Transcribe every record that appears below, exactly and in full.

[Records to use]
* * * * *

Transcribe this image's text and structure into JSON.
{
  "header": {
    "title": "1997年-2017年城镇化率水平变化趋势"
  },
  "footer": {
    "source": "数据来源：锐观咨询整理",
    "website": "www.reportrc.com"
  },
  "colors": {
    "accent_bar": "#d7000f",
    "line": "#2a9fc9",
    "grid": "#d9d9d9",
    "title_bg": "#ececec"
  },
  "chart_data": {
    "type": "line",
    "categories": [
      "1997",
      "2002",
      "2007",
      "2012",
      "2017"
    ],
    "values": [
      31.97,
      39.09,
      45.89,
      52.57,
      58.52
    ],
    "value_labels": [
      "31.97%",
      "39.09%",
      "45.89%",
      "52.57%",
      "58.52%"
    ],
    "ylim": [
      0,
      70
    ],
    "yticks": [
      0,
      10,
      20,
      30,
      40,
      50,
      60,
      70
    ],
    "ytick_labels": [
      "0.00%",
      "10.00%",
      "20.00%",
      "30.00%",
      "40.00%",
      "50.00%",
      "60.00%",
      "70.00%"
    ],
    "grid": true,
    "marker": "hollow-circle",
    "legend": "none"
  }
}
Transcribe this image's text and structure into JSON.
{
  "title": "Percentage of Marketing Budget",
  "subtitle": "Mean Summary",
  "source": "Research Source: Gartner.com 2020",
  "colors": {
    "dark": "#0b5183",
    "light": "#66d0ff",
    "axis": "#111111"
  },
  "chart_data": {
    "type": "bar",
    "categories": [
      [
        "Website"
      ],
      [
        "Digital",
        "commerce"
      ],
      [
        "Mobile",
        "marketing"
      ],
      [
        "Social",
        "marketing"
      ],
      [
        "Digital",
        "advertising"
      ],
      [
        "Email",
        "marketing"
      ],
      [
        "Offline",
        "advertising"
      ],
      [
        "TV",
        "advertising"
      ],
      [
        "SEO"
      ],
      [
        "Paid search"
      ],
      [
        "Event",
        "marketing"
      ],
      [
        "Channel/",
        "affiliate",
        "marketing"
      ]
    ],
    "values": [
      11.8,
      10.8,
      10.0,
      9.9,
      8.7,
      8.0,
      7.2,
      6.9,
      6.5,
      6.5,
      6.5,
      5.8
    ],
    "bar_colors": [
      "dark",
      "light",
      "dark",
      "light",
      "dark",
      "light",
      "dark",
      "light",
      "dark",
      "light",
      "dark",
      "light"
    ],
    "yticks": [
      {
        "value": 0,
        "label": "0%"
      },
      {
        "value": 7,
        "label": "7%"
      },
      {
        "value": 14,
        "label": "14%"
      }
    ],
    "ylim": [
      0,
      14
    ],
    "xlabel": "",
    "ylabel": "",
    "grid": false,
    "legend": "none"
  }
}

* * * * *

[Solved problem]
Transcribe this image's text and structure into JSON.
{
  "header": {
    "title": "1997年-2017年城镇化率水平变化趋势"
  },
  "footer": {
    "source": "数据来源：锐观咨询整理",
    "website": "www.reportrc.com"
  },
  "colors": {
    "accent_bar": "#d7000f",
    "line": "#2a9fc9",
    "grid": "#d9d9d9",
    "title_bg": "#ececec"
  },
  "chart_data": {
    "type": "line",
    "categories": [
      "1997",
      "2002",
      "2007",
      "2012",
      "2017"
    ],
    "values": [
      31.97,
      39.09,
      45.89,
      52.57,
      58.52
    ],
    "value_labels": [
      "31.97%",
      "39.09%",
      "45.89%",
      "52.57%",
      "58.52%"
    ],
    "ylim": [
      0,
      70
    ],
    "yticks": [
      0,
      10,
      20,
      30,
      40,
      50,
      60,
      70
    ],
    "ytick_labels": [
      "0.00%",
      "10.00%",
      "20.00%",
      "30.00%",
      "40.00%",
      "50.00%",
      "60.00%",
      "70.00%"
    ],
    "grid": true,
    "marker": "hollow-circle",
    "legend": "none"
  }
}
Transcribe this image's text and structure into JSON.
{
  "title": "Percentage of Marketing Budget",
  "subtitle": "Mean Summary",
  "source": "Research Source: Gartner.com 2020",
  "colors": {
    "dark": "#0b5183",
    "light": "#66d0ff",
    "axis": "#111111"
  },
  "chart_data": {
    "type": "bar",
    "categories": [
      [
        "Website"
      ],
      [
        "Digital",
        "commerce"
      ],
      [
        "Mobile",
        "marketing"
      ],
      [
        "Social",
        "marketing"
      ],
      [
        "Digital",
        "advertising"
      ],
      [
        "Email",
        "marketing"
      ],
      [
        "Offline",
        "advertising"
      ],
      [
        "TV",
        "advertising"
      ],
      [
        "SEO"
      ],
      [
        "Paid search"
      ],
      [
        "Event",
        "marketing"
      ],
      [
        "Channel/",
        "affiliate",
        "marketing"
      ]
    ],
    "values": [
      11.8,
      10.8,
      10.0,
      9.9,
      8.7,
      8.0,
      7.2,
      6.9,
      6.5,
      6.5,
      6.5,
      5.8
    ],
    "bar_colors": [
      "dark",
      "light",
      "dark",
      "light",
      "dark",
      "light",
      "dark",
      "light",
      "dark",
      "light",
      "dark",
      "light"
    ],
    "yticks": [
      {
        "value": 0,
        "label": "0%"
      },
      {
        "value": 7,
        "label": "7%"
      },
      {
        "value": 14,
        "label": "14%"
      }
    ],
    "ylim": [
      0,
      14
    ],
    "xlabel": "",
    "ylabel": "",
    "grid": false,
    "legend": "none"
  }
}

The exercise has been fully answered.